Sunday, October 8

What Can I Do for Me Today?

Today I've been fighting the worst mood I've been in for a long time.

Bad moods in my world are always spawned by pity-me parties, of course. And nearly always relate to human relationships in some fashion and usually at least two people. After many hours of determinedly trying not to throw a tantrum like a three year old, I am now mellowing to the point of armchair philosophy, which means I am separating from it, I guess.

Of course I skipped all food until 3pm in my sulking. Sigh.

It occurred to me that a lot of what we get from other people in life is based on what we are willing to accept.

Then it occurred to me that a lot of what we get from ourselves in life is based on what we are willing to accept.

Now, before I go casting stones at everybody else, I figure I ought to look at what I do for myself. If I feel others treat me badly, could it be that I treat myself badly, and pretty much it's all one ball o' wax?

You know how they say that you have to love yourself before others love you. Well, maybe it works just the other way around, too. Maybe you have to disrespect yourself in order to get to the point where others disrespect you.

Not to be too obvious or anything, but I think it's safe to say that anybody who lets themselves get to nearly 500lbs has probably got some situation related to a lack of self respect.

(Labeled region entries)
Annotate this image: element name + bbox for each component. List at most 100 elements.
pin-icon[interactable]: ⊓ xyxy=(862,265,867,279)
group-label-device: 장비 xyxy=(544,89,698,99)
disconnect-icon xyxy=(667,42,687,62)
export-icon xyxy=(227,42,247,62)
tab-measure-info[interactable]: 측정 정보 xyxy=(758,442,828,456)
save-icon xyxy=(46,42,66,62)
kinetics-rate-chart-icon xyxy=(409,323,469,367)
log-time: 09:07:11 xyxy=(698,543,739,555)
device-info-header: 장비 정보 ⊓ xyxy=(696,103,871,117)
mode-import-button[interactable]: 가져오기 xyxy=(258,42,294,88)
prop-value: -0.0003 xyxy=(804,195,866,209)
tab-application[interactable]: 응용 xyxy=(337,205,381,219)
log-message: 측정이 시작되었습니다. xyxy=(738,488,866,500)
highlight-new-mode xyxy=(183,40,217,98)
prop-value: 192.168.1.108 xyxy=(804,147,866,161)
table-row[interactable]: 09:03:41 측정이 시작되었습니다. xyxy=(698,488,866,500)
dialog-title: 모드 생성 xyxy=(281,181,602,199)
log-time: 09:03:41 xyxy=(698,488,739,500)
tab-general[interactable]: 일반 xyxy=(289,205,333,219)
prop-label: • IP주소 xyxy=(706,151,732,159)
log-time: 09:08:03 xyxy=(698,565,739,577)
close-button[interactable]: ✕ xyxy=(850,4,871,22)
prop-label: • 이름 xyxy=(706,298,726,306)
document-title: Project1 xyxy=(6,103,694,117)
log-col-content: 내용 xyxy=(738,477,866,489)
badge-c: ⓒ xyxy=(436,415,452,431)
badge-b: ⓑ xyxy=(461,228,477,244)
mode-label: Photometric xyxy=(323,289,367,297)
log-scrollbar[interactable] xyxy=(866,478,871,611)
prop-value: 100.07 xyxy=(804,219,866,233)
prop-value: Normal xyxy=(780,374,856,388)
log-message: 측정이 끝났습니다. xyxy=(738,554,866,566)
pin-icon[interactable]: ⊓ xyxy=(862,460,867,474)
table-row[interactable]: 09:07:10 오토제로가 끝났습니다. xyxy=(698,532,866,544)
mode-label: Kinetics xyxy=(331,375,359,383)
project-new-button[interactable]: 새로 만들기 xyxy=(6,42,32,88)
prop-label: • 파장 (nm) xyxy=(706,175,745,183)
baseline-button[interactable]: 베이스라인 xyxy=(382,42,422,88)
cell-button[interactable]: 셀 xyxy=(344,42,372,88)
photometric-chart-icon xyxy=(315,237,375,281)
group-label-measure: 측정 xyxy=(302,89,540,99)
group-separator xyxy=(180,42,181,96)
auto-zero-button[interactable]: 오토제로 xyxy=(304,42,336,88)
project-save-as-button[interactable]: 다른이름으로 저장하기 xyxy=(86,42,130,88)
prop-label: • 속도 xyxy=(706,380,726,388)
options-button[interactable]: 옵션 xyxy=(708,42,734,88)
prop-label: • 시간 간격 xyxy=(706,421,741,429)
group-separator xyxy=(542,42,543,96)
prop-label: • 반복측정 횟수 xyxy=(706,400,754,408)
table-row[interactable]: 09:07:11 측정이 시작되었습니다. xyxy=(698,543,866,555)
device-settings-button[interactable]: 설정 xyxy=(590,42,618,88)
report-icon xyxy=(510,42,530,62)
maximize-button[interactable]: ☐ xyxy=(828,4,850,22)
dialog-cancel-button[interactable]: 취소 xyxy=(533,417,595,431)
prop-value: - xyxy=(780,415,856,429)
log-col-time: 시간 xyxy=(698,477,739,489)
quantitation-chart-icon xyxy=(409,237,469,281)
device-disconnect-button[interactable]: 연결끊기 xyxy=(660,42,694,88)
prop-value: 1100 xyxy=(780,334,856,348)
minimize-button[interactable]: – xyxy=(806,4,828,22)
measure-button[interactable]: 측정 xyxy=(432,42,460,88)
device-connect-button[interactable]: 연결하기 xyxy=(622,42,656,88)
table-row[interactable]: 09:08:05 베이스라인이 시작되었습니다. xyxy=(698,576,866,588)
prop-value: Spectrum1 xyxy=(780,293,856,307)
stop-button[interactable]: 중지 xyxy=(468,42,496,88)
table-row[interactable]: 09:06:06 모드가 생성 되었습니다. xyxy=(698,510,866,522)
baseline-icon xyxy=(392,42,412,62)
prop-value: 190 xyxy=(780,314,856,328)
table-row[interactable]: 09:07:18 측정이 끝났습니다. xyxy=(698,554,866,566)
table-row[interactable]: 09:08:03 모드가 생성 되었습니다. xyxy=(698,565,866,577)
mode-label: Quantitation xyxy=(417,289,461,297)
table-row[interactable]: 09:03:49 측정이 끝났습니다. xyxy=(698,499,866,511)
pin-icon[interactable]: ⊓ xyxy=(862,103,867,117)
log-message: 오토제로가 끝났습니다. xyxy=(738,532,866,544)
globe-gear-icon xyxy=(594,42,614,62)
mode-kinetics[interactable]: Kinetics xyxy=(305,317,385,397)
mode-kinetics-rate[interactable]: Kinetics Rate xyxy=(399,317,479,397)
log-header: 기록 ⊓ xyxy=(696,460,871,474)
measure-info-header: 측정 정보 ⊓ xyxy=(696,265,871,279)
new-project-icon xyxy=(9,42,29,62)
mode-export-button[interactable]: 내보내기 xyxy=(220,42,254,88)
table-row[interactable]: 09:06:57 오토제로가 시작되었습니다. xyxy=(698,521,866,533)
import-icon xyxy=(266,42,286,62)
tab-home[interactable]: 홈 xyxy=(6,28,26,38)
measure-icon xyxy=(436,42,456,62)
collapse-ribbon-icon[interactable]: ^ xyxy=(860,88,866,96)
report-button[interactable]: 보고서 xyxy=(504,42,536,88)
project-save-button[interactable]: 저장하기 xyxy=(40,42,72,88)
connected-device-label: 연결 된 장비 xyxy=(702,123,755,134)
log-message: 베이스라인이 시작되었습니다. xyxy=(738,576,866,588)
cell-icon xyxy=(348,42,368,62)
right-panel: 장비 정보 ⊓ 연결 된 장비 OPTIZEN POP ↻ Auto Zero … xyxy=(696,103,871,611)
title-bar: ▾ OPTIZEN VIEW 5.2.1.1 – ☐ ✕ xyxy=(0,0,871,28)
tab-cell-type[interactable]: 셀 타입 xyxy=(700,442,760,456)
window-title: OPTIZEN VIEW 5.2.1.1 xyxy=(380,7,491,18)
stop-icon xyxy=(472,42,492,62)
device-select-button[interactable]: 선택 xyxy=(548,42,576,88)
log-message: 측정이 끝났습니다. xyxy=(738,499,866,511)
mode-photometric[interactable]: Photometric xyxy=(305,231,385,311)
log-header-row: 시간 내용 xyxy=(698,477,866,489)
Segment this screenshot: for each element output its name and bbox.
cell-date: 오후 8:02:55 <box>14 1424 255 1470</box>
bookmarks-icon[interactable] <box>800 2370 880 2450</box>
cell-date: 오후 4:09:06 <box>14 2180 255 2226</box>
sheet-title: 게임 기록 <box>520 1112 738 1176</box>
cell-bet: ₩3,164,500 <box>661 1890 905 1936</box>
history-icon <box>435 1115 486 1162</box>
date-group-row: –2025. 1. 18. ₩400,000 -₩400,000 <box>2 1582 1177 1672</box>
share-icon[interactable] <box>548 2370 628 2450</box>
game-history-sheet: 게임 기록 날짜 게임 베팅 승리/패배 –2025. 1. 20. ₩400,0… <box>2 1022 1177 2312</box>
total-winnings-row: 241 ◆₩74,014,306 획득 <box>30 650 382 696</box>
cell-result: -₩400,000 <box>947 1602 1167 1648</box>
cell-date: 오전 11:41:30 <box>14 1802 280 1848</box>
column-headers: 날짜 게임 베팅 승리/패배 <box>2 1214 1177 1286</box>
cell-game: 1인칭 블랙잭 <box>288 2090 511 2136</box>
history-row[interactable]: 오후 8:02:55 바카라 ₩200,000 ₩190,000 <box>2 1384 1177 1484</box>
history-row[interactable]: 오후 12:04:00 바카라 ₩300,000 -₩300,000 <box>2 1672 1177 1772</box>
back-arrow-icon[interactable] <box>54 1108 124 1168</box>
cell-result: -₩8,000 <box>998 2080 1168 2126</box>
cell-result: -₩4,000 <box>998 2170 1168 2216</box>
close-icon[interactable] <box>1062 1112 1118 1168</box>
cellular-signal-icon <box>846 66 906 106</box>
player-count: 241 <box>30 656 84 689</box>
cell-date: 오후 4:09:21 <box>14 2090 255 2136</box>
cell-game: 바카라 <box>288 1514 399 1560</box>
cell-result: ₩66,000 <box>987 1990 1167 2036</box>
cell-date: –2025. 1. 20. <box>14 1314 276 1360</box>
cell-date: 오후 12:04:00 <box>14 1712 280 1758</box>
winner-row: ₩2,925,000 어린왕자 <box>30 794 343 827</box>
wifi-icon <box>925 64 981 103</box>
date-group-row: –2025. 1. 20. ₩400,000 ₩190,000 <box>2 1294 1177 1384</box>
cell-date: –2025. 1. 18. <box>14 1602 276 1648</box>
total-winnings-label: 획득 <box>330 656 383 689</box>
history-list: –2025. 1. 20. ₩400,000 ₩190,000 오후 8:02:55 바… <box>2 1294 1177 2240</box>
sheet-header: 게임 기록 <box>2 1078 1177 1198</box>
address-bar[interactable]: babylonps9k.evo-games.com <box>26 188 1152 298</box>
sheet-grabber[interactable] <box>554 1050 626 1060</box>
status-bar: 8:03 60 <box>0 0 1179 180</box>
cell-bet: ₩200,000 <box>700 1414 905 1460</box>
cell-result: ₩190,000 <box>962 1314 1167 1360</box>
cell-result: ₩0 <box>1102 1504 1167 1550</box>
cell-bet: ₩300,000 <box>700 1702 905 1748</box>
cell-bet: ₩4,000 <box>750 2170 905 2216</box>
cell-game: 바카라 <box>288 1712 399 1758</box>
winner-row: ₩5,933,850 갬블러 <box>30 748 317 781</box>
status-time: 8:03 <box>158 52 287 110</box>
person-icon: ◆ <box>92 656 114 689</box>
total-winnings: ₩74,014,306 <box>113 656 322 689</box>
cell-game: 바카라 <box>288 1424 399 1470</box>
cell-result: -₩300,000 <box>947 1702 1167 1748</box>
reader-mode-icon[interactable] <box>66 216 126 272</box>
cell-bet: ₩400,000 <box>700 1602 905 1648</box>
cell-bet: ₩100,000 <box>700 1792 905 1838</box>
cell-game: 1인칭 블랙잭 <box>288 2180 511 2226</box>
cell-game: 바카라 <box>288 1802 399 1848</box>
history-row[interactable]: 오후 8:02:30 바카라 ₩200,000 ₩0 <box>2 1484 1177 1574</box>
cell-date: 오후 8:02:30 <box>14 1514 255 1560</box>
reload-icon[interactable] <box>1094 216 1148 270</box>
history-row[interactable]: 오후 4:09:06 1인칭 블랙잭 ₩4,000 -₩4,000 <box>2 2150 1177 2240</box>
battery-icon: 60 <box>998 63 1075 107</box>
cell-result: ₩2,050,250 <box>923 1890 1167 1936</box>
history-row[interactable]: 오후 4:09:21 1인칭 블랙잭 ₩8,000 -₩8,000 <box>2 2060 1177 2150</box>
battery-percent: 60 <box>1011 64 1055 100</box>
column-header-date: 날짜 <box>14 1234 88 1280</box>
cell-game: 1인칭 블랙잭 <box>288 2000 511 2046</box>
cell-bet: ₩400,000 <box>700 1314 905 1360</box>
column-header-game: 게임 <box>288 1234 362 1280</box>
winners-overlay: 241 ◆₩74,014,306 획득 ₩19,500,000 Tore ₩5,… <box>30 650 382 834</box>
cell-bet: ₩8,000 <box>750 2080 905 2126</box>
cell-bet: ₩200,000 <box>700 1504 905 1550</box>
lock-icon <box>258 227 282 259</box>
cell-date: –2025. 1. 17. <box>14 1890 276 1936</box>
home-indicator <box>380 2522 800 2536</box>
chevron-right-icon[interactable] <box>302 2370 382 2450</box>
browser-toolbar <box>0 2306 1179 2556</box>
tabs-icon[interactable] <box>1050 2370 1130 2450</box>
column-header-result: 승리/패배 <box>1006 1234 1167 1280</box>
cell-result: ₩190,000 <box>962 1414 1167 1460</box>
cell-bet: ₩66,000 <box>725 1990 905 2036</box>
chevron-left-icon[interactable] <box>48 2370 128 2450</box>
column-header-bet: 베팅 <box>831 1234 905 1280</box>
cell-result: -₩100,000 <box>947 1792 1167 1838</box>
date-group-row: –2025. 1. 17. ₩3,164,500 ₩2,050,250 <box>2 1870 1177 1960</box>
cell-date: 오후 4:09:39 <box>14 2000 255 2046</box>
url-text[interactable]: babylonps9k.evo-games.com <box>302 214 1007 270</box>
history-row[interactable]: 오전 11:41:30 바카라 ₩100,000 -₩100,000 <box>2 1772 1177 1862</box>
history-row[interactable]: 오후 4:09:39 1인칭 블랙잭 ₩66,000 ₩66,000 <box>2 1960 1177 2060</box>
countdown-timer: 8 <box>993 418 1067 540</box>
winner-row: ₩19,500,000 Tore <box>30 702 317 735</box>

* _PROBLEMS_:
(a) Copy out word for word everything in the rows from the first one down to the one containing "table-row[interactable]: 09:03:41 측정이", with both of those included.
(b) Pick up the post about self-respect and bad moods after its final sentence and write what comes next.
The blog entry and the rows have no connection to each other.

* _EXERCISE ANSWERS_:
(a)
Annotate this image: element name + bbox for each component. List at most 100 elements.
pin-icon[interactable]: ⊓ xyxy=(862,265,867,279)
group-label-device: 장비 xyxy=(544,89,698,99)
disconnect-icon xyxy=(667,42,687,62)
export-icon xyxy=(227,42,247,62)
tab-measure-info[interactable]: 측정 정보 xyxy=(758,442,828,456)
save-icon xyxy=(46,42,66,62)
kinetics-rate-chart-icon xyxy=(409,323,469,367)
log-time: 09:07:11 xyxy=(698,543,739,555)
device-info-header: 장비 정보 ⊓ xyxy=(696,103,871,117)
mode-import-button[interactable]: 가져오기 xyxy=(258,42,294,88)
prop-value: -0.0003 xyxy=(804,195,866,209)
tab-application[interactable]: 응용 xyxy=(337,205,381,219)
log-message: 측정이 시작되었습니다. xyxy=(738,488,866,500)
highlight-new-mode xyxy=(183,40,217,98)
prop-value: 192.168.1.108 xyxy=(804,147,866,161)
table-row[interactable]: 09:03:41 측정이 시작되었습니다. xyxy=(698,488,866,500)

(b)
I will grant myself up to about 350lbs only because I honestly did not know there was a way to deal with my weight. Early on in my weight gain I did very low-cal, daily aerobics, whole foods (mostly grains), everything perfect, and GAINED weight. This is what happens to people who react badly to carbohydrates. I knew that made me worse, that it'd be decades of agony like I've seen family members go through, and said screw it then, I'm not going to worry about it. Until I encountered the low-carb concept and read about it over a period of time, I didn't know it was possible for me. I thought I was as doomed to be gigantic as people are doomed to be without a leg if they lose one.

But between that weight and 150 lbs more, I did know that there was hope, that it was possible for me. I realize I had some psychology about it; I'd spent nearly 15 years working on 'accepting' my lot in life, mostly by being in total denial of self, mirrors, pictures, clothing, etc. It wasn't easy to make myself believe -- I was afraid to hope. I was afraid to try lest I fail, and losing that hope would seem worse than never having had it.

So now I know.

At the end of one of my favorite movies, "Groundhog Day," Bill Murray, delighted to be alive in a new day, leans over in bed to the woman he is completely in love with and says, "What can I do for you today?"
What can I do for me today?

It seems to me that if I want to respect myself, and I want to stay 'aware', that every single day when I wake up I should ask myself:

What can I do for myself today? What would be a good thing that I would do for myself if I loved myself?

And when the urge to skip a meal comes (with me it's not eating wrong stuff, it's not eating at all that is the problem), should I ask myself,

Who am I right now? Does this decision reflect respect for myself? If I really respected myself, how would I be acting toward food/eating at this moment?

Maybe in order to demand respect from other people, we first have to demand it from ourselves. Maybe I shouldn't just go along, day by day, but should proactively plan what would be good for me, a gift for me, each day, just like I might if I were in love with someone and wanting to do something that made them healthy and happy.

I tell myself that eating lowcarb is proactive. It's a start. I'm getting a lot more movement into my days, and that's a start too.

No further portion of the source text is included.